* [GIVEN PROBLEM]:
Wherever the word "software" turns up in a line of the entries, copy that line.

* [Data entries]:
^^^^^^^^

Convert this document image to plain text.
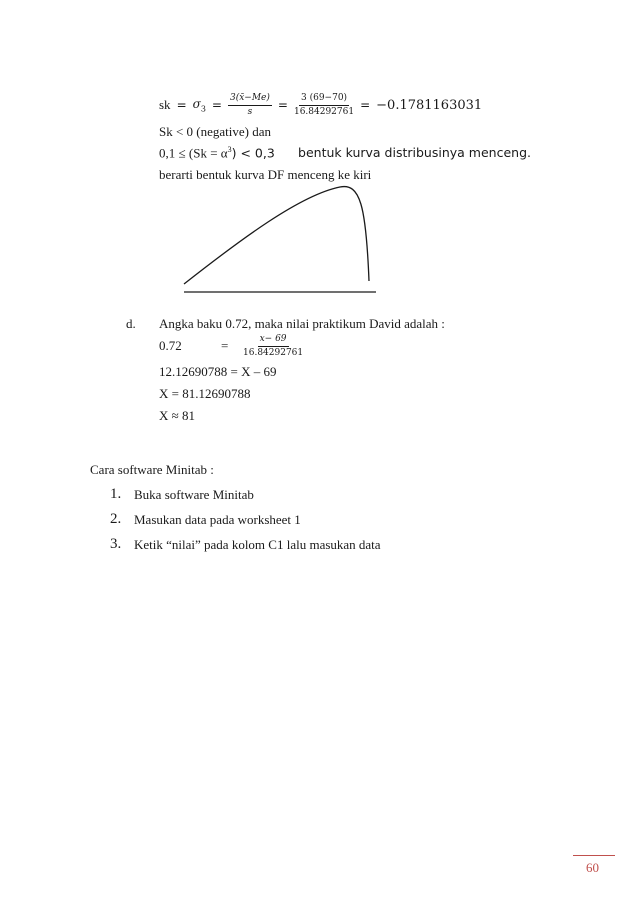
sk = $\sigma_3 = \frac{3(x̄-Me)}{s} = \frac{3 (69-70)}{16.84292761} = -0.1781163031$
Sk < 0 (negative) dan
$0,1 \le (Sk = \alpha^3) < 0,3$ bentuk kurva distribusinya menceng.
berarti bentuk kurva DF menceng ke kiri
d. Angka baku 0.72, maka nilai praktikum David adalah :
0.72	=	$\frac{x- 69}{16.84292761}$
12.12690788 = X – 69
X = 81.12690788
X ≈ 81
Cara software Minitab :
1. Buka software Minitab
2. Masukan data pada worksheet 1
3. Ketik “nilai” pada kolom C1 lalu masukan data
60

^^^^^^^^

* [RESULT FOR THIS TASK]:
Cara software Minitab :
1. Buka software Minitab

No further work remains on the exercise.